Figure record extracts:

--------------------------------

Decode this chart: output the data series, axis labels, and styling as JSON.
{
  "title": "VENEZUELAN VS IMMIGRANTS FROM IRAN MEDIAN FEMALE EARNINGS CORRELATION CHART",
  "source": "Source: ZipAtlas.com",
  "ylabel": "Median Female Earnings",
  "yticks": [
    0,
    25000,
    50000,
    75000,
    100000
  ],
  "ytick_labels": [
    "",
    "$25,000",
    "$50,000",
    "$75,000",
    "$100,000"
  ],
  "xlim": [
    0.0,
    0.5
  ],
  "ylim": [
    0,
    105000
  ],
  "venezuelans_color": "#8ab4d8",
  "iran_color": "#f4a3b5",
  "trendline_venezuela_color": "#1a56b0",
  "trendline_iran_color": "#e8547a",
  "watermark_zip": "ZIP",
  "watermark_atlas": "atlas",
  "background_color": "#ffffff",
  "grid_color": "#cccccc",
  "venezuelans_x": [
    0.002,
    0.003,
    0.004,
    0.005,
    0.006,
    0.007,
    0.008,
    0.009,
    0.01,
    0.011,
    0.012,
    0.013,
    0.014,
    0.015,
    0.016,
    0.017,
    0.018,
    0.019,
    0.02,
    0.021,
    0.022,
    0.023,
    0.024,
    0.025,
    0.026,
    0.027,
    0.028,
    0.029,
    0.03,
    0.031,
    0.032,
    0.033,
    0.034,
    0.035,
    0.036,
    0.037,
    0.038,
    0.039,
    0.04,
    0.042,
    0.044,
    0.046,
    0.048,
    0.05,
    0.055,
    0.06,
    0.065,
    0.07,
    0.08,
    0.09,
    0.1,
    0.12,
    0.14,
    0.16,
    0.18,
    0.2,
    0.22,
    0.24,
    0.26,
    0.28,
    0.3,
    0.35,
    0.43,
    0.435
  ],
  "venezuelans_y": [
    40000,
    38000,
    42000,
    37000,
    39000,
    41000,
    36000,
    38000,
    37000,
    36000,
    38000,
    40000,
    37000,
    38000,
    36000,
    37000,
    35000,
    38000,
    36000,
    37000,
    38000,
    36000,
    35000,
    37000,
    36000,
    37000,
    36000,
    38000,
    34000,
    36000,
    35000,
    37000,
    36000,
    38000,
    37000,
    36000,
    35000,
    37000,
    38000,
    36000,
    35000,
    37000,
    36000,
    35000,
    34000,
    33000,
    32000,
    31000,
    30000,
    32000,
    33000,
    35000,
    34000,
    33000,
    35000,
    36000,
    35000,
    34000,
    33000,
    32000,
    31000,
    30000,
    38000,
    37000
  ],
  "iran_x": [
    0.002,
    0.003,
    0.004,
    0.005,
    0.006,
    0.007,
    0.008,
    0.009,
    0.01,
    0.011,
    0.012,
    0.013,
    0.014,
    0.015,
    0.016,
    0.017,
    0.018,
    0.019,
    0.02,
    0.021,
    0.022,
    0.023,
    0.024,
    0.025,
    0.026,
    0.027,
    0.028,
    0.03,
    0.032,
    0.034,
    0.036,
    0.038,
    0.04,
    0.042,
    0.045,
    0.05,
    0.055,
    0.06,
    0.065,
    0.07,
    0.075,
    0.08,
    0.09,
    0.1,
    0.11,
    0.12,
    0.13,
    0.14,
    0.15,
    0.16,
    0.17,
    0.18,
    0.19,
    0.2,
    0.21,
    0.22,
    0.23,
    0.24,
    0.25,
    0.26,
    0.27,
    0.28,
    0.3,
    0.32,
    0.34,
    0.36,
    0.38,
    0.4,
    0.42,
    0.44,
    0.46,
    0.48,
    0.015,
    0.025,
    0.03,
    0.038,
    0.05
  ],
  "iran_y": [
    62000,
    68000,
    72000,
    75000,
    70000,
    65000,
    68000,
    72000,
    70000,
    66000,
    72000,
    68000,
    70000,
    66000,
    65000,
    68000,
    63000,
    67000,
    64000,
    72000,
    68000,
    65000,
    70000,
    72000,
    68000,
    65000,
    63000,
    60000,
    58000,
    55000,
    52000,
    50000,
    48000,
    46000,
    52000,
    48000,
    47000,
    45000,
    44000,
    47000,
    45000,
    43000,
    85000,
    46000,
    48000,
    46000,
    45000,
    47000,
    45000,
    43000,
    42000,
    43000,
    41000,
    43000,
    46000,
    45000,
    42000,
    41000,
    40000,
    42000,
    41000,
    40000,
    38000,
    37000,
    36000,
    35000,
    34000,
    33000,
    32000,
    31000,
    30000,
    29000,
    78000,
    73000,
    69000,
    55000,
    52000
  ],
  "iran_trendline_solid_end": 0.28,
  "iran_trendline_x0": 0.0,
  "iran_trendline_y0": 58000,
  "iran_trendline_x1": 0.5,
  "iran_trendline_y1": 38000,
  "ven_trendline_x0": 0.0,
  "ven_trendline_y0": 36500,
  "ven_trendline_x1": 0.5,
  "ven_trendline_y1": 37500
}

--------------------------------

WORK TO COMPLETE: Take the entries above and transcribe them exactly.

PROBLEM SOLUTION:
Decode this chart: output the data series, axis labels, and styling as JSON.
{
  "title": "VENEZUELAN VS IMMIGRANTS FROM IRAN MEDIAN FEMALE EARNINGS CORRELATION CHART",
  "source": "Source: ZipAtlas.com",
  "ylabel": "Median Female Earnings",
  "yticks": [
    0,
    25000,
    50000,
    75000,
    100000
  ],
  "ytick_labels": [
    "",
    "$25,000",
    "$50,000",
    "$75,000",
    "$100,000"
  ],
  "xlim": [
    0.0,
    0.5
  ],
  "ylim": [
    0,
    105000
  ],
  "venezuelans_color": "#8ab4d8",
  "iran_color": "#f4a3b5",
  "trendline_venezuela_color": "#1a56b0",
  "trendline_iran_color": "#e8547a",
  "watermark_zip": "ZIP",
  "watermark_atlas": "atlas",
  "background_color": "#ffffff",
  "grid_color": "#cccccc",
  "venezuelans_x": [
    0.002,
    0.003,
    0.004,
    0.005,
    0.006,
    0.007,
    0.008,
    0.009,
    0.01,
    0.011,
    0.012,
    0.013,
    0.014,
    0.015,
    0.016,
    0.017,
    0.018,
    0.019,
    0.02,
    0.021,
    0.022,
    0.023,
    0.024,
    0.025,
    0.026,
    0.027,
    0.028,
    0.029,
    0.03,
    0.031,
    0.032,
    0.033,
    0.034,
    0.035,
    0.036,
    0.037,
    0.038,
    0.039,
    0.04,
    0.042,
    0.044,
    0.046,
    0.048,
    0.05,
    0.055,
    0.06,
    0.065,
    0.07,
    0.08,
    0.09,
    0.1,
    0.12,
    0.14,
    0.16,
    0.18,
    0.2,
    0.22,
    0.24,
    0.26,
    0.28,
    0.3,
    0.35,
    0.43,
    0.435
  ],
  "venezuelans_y": [
    40000,
    38000,
    42000,
    37000,
    39000,
    41000,
    36000,
    38000,
    37000,
    36000,
    38000,
    40000,
    37000,
    38000,
    36000,
    37000,
    35000,
    38000,
    36000,
    37000,
    38000,
    36000,
    35000,
    37000,
    36000,
    37000,
    36000,
    38000,
    34000,
    36000,
    35000,
    37000,
    36000,
    38000,
    37000,
    36000,
    35000,
    37000,
    38000,
    36000,
    35000,
    37000,
    36000,
    35000,
    34000,
    33000,
    32000,
    31000,
    30000,
    32000,
    33000,
    35000,
    34000,
    33000,
    35000,
    36000,
    35000,
    34000,
    33000,
    32000,
    31000,
    30000,
    38000,
    37000
  ],
  "iran_x": [
    0.002,
    0.003,
    0.004,
    0.005,
    0.006,
    0.007,
    0.008,
    0.009,
    0.01,
    0.011,
    0.012,
    0.013,
    0.014,
    0.015,
    0.016,
    0.017,
    0.018,
    0.019,
    0.02,
    0.021,
    0.022,
    0.023,
    0.024,
    0.025,
    0.026,
    0.027,
    0.028,
    0.03,
    0.032,
    0.034,
    0.036,
    0.038,
    0.04,
    0.042,
    0.045,
    0.05,
    0.055,
    0.06,
    0.065,
    0.07,
    0.075,
    0.08,
    0.09,
    0.1,
    0.11,
    0.12,
    0.13,
    0.14,
    0.15,
    0.16,
    0.17,
    0.18,
    0.19,
    0.2,
    0.21,
    0.22,
    0.23,
    0.24,
    0.25,
    0.26,
    0.27,
    0.28,
    0.3,
    0.32,
    0.34,
    0.36,
    0.38,
    0.4,
    0.42,
    0.44,
    0.46,
    0.48,
    0.015,
    0.025,
    0.03,
    0.038,
    0.05
  ],
  "iran_y": [
    62000,
    68000,
    72000,
    75000,
    70000,
    65000,
    68000,
    72000,
    70000,
    66000,
    72000,
    68000,
    70000,
    66000,
    65000,
    68000,
    63000,
    67000,
    64000,
    72000,
    68000,
    65000,
    70000,
    72000,
    68000,
    65000,
    63000,
    60000,
    58000,
    55000,
    52000,
    50000,
    48000,
    46000,
    52000,
    48000,
    47000,
    45000,
    44000,
    47000,
    45000,
    43000,
    85000,
    46000,
    48000,
    46000,
    45000,
    47000,
    45000,
    43000,
    42000,
    43000,
    41000,
    43000,
    46000,
    45000,
    42000,
    41000,
    40000,
    42000,
    41000,
    40000,
    38000,
    37000,
    36000,
    35000,
    34000,
    33000,
    32000,
    31000,
    30000,
    29000,
    78000,
    73000,
    69000,
    55000,
    52000
  ],
  "iran_trendline_solid_end": 0.28,
  "iran_trendline_x0": 0.0,
  "iran_trendline_y0": 58000,
  "iran_trendline_x1": 0.5,
  "iran_trendline_y1": 38000,
  "ven_trendline_x0": 0.0,
  "ven_trendline_y0": 36500,
  "ven_trendline_x1": 0.5,
  "ven_trendline_y1": 37500
}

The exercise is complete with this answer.